• **Job 1**
Echo back the records word for word, from the line that contains "Patent image size: (599, 544)." through the last line of the records, including both of those lines.

• **Excerpted text**
— begin —

# New Cal 20 Owner



## alisonwright (Aug 11, 2010)

Top o' the morning!

I have recently purchased a 1969 Cal 20. I think it was built in Vancouver by Crown/Calgan Marine. The hull is in good shape...the mast not so much. A "bosun's helper" on the jib halyard has chafed the mast pretty badly. We are considering having an aluminium sleeve put over the weakened spot. We have also replaced the maststep with a new one from Seals Rigging in California. Another project is to tidy up the hatch cover. We've removed the cover to find that the wood along the sides of the cover has rotted. Anyone out there with an idea on how to get the hatch back on once the wood has been replaced?

I'm very excited about this little boat. Can hardly wait to get her back sailing! Would welcome any and all ideas about the Cal 20 ...

Thanks!


----------



## rorider (Dec 24, 2009)

alisonwright said:


> Top o' the morning!
> 
> I have recently purchased a 1969 Cal 20. I think it was built in Vancouver by Crown/Calgan Marine. The hull is in good shape...the mast not so much. A "bosun's helper" on the jib halyard has chafed the mast pretty badly. We are considering having an aluminium sleeve put over the weakened spot. We have also replaced the maststep with a new one from Seals Rigging in California. Another project is to tidy up the hatch cover. We've removed the cover to find that the wood along the sides of the cover has rotted. Anyone out there with an idea on how to get the hatch back on once the wood has been replaced?

— end —

• **Job 2**
Carry on the forum thread about the new Cal 20 owner from the point where it stops.

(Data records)
— begin —

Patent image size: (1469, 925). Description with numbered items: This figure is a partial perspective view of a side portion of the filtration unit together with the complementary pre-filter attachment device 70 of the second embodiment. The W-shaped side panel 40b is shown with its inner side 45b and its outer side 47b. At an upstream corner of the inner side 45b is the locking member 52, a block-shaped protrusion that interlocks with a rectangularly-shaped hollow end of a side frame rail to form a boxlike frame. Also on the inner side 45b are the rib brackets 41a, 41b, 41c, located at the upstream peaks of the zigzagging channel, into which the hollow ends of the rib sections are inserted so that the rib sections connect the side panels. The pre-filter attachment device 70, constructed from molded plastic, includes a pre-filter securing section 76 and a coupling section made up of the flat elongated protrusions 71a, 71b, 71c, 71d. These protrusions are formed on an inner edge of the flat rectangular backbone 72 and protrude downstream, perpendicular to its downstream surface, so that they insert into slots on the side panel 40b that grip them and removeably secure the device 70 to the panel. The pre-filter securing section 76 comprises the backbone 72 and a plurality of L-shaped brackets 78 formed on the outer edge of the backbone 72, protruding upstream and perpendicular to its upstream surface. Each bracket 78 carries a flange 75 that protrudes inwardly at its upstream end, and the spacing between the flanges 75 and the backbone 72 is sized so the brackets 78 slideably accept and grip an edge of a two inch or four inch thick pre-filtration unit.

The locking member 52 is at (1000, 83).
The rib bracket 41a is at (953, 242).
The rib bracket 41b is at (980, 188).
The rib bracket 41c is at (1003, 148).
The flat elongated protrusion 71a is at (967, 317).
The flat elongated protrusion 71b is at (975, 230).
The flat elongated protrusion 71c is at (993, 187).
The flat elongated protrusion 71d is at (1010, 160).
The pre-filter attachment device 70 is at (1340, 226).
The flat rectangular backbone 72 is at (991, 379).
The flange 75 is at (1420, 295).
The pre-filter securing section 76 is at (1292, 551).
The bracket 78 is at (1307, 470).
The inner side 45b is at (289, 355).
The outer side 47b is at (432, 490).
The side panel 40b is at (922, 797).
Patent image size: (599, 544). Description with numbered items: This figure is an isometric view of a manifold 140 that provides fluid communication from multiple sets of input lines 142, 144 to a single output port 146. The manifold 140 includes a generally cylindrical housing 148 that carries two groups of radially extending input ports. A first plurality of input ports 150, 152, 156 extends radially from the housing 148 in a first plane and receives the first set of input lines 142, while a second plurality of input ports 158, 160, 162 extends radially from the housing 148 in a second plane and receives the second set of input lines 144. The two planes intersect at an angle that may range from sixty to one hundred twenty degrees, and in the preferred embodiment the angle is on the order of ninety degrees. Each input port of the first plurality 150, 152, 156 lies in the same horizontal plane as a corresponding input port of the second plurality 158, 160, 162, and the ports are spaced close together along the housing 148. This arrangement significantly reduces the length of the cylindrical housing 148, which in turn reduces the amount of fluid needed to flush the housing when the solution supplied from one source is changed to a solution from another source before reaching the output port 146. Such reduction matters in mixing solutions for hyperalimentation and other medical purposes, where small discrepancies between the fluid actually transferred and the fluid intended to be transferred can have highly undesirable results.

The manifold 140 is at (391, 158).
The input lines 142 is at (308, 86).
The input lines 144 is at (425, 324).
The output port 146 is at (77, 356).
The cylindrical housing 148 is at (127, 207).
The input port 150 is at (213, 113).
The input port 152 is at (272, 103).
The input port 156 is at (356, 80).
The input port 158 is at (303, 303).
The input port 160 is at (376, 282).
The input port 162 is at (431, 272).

— end —

• **Result 1**
Patent image size: (599, 544). Description with numbered items: This figure is an isometric view of a manifold 140 that provides fluid communication from multiple sets of input lines 142, 144 to a single output port 146. The manifold 140 includes a generally cylindrical housing 148 that carries two groups of radially extending input ports. A first plurality of input ports 150, 152, 156 extends radially from the housing 148 in a first plane and receives the first set of input lines 142, while a second plurality of input ports 158, 160, 162 extends radially from the housing 148 in a second plane and receives the second set of input lines 144. The two planes intersect at an angle that may range from sixty to one hundred twenty degrees, and in the preferred embodiment the angle is on the order of ninety degrees. Each input port of the first plurality 150, 152, 156 lies in the same horizontal plane as a corresponding input port of the second plurality 158, 160, 162, and the ports are spaced close together along the housing 148. This arrangement significantly reduces the length of the cylindrical housing 148, which in turn reduces the amount of fluid needed to flush the housing when the solution supplied from one source is changed to a solution from another source before reaching the output port 146. Such reduction matters in mixing solutions for hyperalimentation and other medical purposes, where small discrepancies between the fluid actually transferred and the fluid intended to be transferred can have highly undesirable results.

The manifold 140 is at (391, 158).
The input lines 142 is at (308, 86).
The input lines 144 is at (425, 324).
The output port 146 is at (77, 356).
The cylindrical housing 148 is at (127, 207).
The input port 150 is at (213, 113).
The input port 152 is at (272, 103).
The input port 156 is at (356, 80).
The input port 158 is at (303, 303).
The input port 160 is at (376, 282).
The input port 162 is at (431, 272).

• **Result 2**
> 
> ...


Cal 20's enjoy active fleets all over. You don't say where you are so my advice is to go to Cal 20 Class Association > Home (the Cal 20 Association) and look under fleets to find the Cal 20 group nearest you.

Once you make contact with that group I'm sure you will find all the resources in your area you need, and likely more that you'd imagined.

It will also introduce you to the local Cal 20 racing community so you can sharpen your sailing skills further.


----------



## alisonwright (Aug 11, 2010)

*Cal 20*

Thanks for your input. I've found the local Cal 20 Fleet in Vancouver, B.C. No doubt they'll be a great resource to know about.

Happy sailing.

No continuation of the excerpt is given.